• Description of the task: Copy the lines of the material starting at the one containing "sla-map-cell [750,436,758,443]" and ending at the one containing "sst-map-cell [787,117,794,124]", changing every "sla-map-cell" to "sea-level-map-cell" and leaving all else unaltered. Give only those lines.

^^^^^^^^^^^^^^^^

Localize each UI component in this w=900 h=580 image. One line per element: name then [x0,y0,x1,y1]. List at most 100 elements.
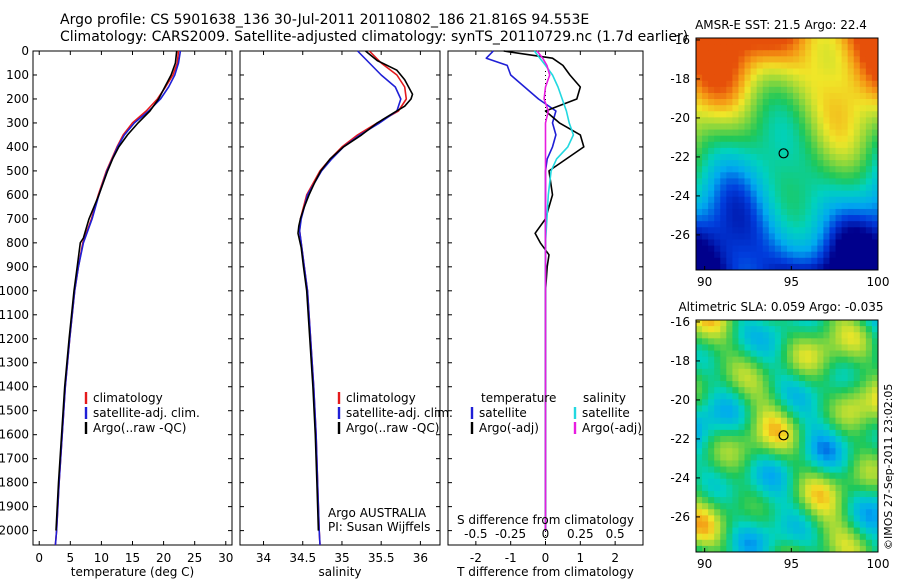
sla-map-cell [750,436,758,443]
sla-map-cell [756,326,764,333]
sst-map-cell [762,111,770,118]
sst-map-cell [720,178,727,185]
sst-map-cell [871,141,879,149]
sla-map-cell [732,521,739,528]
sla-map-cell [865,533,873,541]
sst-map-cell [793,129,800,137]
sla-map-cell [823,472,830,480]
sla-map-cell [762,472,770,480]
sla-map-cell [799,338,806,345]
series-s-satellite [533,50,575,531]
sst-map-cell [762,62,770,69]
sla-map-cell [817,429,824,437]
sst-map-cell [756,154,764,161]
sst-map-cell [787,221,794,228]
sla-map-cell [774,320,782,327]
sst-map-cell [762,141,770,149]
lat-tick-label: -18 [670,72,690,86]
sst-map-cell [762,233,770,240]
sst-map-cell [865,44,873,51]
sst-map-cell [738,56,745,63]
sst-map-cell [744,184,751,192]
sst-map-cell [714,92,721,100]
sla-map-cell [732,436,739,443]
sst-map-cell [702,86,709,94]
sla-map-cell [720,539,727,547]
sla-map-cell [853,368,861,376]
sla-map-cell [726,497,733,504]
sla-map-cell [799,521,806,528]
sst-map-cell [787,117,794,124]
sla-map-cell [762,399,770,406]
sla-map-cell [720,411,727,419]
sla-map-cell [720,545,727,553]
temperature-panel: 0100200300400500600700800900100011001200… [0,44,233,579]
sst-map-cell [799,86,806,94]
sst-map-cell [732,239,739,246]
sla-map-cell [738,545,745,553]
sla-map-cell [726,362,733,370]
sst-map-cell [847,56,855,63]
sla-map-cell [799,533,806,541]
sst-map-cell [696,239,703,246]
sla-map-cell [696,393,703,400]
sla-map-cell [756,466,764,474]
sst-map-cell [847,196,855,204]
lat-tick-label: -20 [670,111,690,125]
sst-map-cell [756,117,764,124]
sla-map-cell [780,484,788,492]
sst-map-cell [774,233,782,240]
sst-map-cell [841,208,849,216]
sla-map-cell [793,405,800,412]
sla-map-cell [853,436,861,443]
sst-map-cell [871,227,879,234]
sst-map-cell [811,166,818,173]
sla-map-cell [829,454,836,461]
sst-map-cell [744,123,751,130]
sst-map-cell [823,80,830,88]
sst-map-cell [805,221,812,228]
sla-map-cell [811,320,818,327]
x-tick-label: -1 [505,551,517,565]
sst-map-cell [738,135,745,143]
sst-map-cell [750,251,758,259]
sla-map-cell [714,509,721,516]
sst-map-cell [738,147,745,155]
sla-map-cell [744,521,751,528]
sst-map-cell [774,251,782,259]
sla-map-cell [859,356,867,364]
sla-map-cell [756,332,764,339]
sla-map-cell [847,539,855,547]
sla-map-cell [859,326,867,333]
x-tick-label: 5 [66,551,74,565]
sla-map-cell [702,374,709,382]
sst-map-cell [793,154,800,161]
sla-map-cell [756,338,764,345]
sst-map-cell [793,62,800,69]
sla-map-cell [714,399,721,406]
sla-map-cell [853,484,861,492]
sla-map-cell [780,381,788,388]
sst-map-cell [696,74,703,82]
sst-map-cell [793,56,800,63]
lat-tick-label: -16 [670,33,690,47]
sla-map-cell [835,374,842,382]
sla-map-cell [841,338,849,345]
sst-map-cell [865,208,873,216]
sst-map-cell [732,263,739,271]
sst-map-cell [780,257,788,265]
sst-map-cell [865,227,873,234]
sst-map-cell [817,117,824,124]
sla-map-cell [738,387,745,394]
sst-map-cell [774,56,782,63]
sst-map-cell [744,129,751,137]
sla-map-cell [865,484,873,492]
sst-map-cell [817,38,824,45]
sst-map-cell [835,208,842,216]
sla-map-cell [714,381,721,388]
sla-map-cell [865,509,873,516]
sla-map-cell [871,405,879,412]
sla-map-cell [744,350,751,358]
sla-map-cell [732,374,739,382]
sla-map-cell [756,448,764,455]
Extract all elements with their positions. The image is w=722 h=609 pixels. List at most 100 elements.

^^^^^^^^^^^^^^^^

• Result of this exercise:
sea-level-map-cell [750,436,758,443]
sea-level-map-cell [756,326,764,333]
sst-map-cell [762,111,770,118]
sst-map-cell [720,178,727,185]
sst-map-cell [871,141,879,149]
sea-level-map-cell [732,521,739,528]
sea-level-map-cell [865,533,873,541]
sst-map-cell [793,129,800,137]
sea-level-map-cell [823,472,830,480]
sea-level-map-cell [762,472,770,480]
sea-level-map-cell [799,338,806,345]
series-s-satellite [533,50,575,531]
sst-map-cell [762,62,770,69]
sea-level-map-cell [817,429,824,437]
sst-map-cell [756,154,764,161]
sst-map-cell [787,221,794,228]
sea-level-map-cell [774,320,782,327]
sst-map-cell [762,141,770,149]
lat-tick-label: -18 [670,72,690,86]
sst-map-cell [762,233,770,240]
sst-map-cell [865,44,873,51]
sst-map-cell [738,56,745,63]
sst-map-cell [744,184,751,192]
sst-map-cell [714,92,721,100]
sea-level-map-cell [732,436,739,443]
sst-map-cell [702,86,709,94]
sea-level-map-cell [720,539,727,547]
sea-level-map-cell [853,368,861,376]
sea-level-map-cell [726,497,733,504]
sea-level-map-cell [799,521,806,528]
sst-map-cell [787,117,794,124]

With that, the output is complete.